Problem details: Note each line where "interference" appears, and copy it.
*-*-*
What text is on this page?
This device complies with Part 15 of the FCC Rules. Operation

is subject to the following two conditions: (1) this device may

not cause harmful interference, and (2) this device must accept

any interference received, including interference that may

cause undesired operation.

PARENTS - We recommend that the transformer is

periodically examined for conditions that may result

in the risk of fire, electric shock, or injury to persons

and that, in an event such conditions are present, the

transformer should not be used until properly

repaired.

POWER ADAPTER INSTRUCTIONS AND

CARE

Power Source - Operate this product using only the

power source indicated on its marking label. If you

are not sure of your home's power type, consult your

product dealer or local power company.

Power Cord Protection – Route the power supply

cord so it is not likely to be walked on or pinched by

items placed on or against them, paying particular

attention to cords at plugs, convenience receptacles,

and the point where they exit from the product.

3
*-*-*
Written solution:
not cause harmful interference, and (2) this device must accept
any interference received, including interference that may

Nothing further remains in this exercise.